• Exercise materials:
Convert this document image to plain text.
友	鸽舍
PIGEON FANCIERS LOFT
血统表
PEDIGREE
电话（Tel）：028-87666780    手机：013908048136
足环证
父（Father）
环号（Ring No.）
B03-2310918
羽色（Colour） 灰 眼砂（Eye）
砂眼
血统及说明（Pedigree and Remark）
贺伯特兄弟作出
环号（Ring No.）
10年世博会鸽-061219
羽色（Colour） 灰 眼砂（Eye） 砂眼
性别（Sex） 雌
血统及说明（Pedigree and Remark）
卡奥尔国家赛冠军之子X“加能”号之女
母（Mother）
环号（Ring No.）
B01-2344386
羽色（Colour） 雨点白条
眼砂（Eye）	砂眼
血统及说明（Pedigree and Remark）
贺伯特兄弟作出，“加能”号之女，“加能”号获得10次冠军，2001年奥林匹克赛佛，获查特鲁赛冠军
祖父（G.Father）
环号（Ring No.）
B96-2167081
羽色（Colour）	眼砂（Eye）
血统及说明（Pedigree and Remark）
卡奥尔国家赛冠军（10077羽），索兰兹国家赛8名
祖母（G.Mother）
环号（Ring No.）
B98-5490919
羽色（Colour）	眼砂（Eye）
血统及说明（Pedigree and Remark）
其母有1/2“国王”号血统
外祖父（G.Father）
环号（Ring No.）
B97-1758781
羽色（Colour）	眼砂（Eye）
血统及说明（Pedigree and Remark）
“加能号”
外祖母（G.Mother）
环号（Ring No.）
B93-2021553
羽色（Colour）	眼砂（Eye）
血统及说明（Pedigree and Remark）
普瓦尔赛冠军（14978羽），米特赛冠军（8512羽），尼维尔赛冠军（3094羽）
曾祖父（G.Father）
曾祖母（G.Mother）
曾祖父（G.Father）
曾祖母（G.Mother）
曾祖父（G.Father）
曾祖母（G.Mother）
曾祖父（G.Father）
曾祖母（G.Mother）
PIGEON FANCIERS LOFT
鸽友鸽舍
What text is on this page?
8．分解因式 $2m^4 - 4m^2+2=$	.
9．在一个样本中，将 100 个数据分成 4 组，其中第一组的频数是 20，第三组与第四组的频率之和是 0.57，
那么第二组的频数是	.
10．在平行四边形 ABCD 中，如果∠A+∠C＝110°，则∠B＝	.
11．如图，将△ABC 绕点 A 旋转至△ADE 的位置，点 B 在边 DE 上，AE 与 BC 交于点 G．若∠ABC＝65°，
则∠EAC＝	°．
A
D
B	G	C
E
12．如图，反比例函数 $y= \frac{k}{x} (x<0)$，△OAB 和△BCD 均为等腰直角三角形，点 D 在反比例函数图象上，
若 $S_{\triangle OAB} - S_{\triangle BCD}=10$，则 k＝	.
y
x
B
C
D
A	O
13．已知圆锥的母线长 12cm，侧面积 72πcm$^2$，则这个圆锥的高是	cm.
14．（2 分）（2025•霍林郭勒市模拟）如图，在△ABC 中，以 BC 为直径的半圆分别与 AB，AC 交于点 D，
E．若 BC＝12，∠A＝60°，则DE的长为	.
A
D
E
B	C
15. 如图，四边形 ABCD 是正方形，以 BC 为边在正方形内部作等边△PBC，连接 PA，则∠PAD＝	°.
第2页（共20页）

• Aim: The records above are to be repeated exactly, in their entirety.

• Correct answer:
Convert this document image to plain text.
友	鸽舍
PIGEON FANCIERS LOFT
血统表
PEDIGREE
电话（Tel）：028-87666780    手机：013908048136
足环证
父（Father）
环号（Ring No.）
B03-2310918
羽色（Colour） 灰 眼砂（Eye）
砂眼
血统及说明（Pedigree and Remark）
贺伯特兄弟作出
环号（Ring No.）
10年世博会鸽-061219
羽色（Colour） 灰 眼砂（Eye） 砂眼
性别（Sex） 雌
血统及说明（Pedigree and Remark）
卡奥尔国家赛冠军之子X“加能”号之女
母（Mother）
环号（Ring No.）
B01-2344386
羽色（Colour） 雨点白条
眼砂（Eye）	砂眼
血统及说明（Pedigree and Remark）
贺伯特兄弟作出，“加能”号之女，“加能”号获得10次冠军，2001年奥林匹克赛佛，获查特鲁赛冠军
祖父（G.Father）
环号（Ring No.）
B96-2167081
羽色（Colour）	眼砂（Eye）
血统及说明（Pedigree and Remark）
卡奥尔国家赛冠军（10077羽），索兰兹国家赛8名
祖母（G.Mother）
环号（Ring No.）
B98-5490919
羽色（Colour）	眼砂（Eye）
血统及说明（Pedigree and Remark）
其母有1/2“国王”号血统
外祖父（G.Father）
环号（Ring No.）
B97-1758781
羽色（Colour）	眼砂（Eye）
血统及说明（Pedigree and Remark）
“加能号”
外祖母（G.Mother）
环号（Ring No.）
B93-2021553
羽色（Colour）	眼砂（Eye）
血统及说明（Pedigree and Remark）
普瓦尔赛冠军（14978羽），米特赛冠军（8512羽），尼维尔赛冠军（3094羽）
曾祖父（G.Father）
曾祖母（G.Mother）
曾祖父（G.Father）
曾祖母（G.Mother）
曾祖父（G.Father）
曾祖母（G.Mother）
曾祖父（G.Father）
曾祖母（G.Mother）
PIGEON FANCIERS LOFT
鸽友鸽舍
What text is on this page?
8．分解因式 $2m^4 - 4m^2+2=$	.
9．在一个样本中，将 100 个数据分成 4 组，其中第一组的频数是 20，第三组与第四组的频率之和是 0.57，
那么第二组的频数是	.
10．在平行四边形 ABCD 中，如果∠A+∠C＝110°，则∠B＝	.
11．如图，将△ABC 绕点 A 旋转至△ADE 的位置，点 B 在边 DE 上，AE 与 BC 交于点 G．若∠ABC＝65°，
则∠EAC＝	°．
A
D
B	G	C
E
12．如图，反比例函数 $y= \frac{k}{x} (x<0)$，△OAB 和△BCD 均为等腰直角三角形，点 D 在反比例函数图象上，
若 $S_{\triangle OAB} - S_{\triangle BCD}=10$，则 k＝	.
y
x
B
C
D
A	O
13．已知圆锥的母线长 12cm，侧面积 72πcm$^2$，则这个圆锥的高是	cm.
14．（2 分）（2025•霍林郭勒市模拟）如图，在△ABC 中，以 BC 为直径的半圆分别与 AB，AC 交于点 D，
E．若 BC＝12，∠A＝60°，则DE的长为	.
A
D
E
B	C
15. 如图，四边形 ABCD 是正方形，以 BC 为边在正方形内部作等边△PBC，连接 PA，则∠PAD＝	°.
第2页（共20页）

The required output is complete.